> **Work instructions**
Provide only the number of lines in the records below that contain "Papillary".

> **Data records**
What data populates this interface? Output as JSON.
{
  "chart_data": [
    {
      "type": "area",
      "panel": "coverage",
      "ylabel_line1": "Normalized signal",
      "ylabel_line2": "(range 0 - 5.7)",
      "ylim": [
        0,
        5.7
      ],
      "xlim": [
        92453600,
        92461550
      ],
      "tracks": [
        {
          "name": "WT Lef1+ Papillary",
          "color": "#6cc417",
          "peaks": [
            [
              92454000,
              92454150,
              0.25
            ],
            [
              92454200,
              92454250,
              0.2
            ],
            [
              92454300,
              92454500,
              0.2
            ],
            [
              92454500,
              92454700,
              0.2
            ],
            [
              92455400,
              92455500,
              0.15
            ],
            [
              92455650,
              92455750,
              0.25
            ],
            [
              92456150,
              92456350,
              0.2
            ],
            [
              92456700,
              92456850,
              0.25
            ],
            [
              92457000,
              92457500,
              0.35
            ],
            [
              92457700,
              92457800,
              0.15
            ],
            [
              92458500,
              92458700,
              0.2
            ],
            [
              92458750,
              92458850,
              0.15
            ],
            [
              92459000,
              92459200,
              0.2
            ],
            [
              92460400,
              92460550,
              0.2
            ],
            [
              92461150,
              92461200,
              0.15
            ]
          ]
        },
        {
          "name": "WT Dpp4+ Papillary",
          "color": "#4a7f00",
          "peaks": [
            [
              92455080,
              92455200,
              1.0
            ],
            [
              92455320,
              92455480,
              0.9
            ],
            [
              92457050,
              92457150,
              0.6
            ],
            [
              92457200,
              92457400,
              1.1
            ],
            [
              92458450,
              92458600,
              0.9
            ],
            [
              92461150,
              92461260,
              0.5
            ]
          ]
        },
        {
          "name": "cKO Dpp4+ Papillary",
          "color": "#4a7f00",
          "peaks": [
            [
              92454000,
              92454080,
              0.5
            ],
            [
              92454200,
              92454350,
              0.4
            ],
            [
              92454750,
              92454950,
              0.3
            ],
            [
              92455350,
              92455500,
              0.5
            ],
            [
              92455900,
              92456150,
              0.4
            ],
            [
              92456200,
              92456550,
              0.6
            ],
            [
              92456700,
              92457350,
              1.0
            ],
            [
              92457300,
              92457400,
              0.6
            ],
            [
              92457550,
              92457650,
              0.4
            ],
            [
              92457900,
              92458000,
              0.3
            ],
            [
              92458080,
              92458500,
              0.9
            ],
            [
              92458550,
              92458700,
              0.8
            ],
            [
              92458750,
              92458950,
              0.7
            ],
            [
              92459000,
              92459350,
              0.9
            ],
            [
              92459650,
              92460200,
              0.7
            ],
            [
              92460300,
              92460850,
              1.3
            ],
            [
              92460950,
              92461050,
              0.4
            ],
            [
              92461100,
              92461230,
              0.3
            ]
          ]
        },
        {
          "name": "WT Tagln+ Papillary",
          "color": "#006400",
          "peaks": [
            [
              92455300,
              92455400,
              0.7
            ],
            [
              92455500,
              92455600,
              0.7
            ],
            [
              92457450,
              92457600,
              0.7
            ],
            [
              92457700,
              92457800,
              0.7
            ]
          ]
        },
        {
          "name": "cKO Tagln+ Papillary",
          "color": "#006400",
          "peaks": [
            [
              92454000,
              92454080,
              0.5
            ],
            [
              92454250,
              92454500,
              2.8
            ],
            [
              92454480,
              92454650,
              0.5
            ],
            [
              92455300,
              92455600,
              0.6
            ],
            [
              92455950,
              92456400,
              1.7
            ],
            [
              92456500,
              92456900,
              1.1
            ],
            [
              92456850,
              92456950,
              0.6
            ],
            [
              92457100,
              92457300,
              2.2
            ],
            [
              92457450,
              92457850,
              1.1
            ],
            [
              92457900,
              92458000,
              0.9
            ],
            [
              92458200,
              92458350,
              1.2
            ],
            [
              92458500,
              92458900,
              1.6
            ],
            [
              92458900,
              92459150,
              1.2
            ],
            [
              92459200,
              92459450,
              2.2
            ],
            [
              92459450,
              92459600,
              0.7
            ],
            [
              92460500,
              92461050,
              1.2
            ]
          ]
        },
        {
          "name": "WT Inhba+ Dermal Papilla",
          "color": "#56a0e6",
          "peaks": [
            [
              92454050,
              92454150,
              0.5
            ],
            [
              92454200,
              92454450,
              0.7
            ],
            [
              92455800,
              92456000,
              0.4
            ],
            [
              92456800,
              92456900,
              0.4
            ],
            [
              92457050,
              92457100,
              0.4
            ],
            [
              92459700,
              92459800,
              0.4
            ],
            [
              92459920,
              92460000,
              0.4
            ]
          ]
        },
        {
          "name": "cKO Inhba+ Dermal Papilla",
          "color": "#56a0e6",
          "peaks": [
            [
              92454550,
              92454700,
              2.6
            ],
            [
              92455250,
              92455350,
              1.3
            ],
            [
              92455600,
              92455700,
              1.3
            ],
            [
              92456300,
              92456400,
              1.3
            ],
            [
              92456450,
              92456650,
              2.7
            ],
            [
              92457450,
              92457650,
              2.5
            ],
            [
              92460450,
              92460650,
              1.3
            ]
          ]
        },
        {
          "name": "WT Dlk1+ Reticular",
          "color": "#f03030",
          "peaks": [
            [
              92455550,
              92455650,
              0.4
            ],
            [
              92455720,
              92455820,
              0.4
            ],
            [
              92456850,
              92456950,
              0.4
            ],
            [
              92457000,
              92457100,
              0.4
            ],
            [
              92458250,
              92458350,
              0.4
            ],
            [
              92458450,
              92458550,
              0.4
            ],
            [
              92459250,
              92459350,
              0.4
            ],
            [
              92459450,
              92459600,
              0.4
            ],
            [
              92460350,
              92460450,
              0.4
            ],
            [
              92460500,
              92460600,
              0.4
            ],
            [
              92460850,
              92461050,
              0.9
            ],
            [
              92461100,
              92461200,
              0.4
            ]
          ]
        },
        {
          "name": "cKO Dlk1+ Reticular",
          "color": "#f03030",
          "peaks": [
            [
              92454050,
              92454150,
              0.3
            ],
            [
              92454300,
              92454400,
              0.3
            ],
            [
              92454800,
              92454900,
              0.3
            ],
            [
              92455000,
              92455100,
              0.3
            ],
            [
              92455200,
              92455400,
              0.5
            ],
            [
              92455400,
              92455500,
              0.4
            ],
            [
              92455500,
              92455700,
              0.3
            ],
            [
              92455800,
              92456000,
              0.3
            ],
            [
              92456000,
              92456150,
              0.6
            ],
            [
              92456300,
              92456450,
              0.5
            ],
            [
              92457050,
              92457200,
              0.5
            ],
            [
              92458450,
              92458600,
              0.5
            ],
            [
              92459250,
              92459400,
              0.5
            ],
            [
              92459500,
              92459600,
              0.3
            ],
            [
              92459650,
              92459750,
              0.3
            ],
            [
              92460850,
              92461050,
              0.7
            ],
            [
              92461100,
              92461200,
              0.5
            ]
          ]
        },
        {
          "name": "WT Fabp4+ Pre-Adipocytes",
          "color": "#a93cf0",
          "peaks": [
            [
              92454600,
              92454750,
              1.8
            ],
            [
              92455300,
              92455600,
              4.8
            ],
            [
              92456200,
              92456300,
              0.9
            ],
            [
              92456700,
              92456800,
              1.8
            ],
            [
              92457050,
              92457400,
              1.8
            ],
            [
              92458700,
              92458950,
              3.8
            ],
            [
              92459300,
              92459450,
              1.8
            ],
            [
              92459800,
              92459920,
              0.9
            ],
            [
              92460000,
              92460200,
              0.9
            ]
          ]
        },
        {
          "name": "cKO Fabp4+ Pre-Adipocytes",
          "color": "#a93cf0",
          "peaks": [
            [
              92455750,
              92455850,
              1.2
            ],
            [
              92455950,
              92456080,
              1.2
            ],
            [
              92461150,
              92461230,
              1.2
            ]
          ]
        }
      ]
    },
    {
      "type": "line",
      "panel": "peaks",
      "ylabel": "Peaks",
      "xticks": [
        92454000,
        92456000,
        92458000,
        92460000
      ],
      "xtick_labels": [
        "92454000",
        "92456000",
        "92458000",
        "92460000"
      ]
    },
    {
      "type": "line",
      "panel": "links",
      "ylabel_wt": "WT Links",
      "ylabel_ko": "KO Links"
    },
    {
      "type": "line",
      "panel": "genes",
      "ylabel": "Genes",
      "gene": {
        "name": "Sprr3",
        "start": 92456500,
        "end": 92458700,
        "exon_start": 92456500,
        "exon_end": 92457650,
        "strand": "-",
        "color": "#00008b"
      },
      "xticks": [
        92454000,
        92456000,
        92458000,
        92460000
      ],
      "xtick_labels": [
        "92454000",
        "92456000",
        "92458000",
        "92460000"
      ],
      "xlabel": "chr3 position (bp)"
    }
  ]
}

> **Response box**
5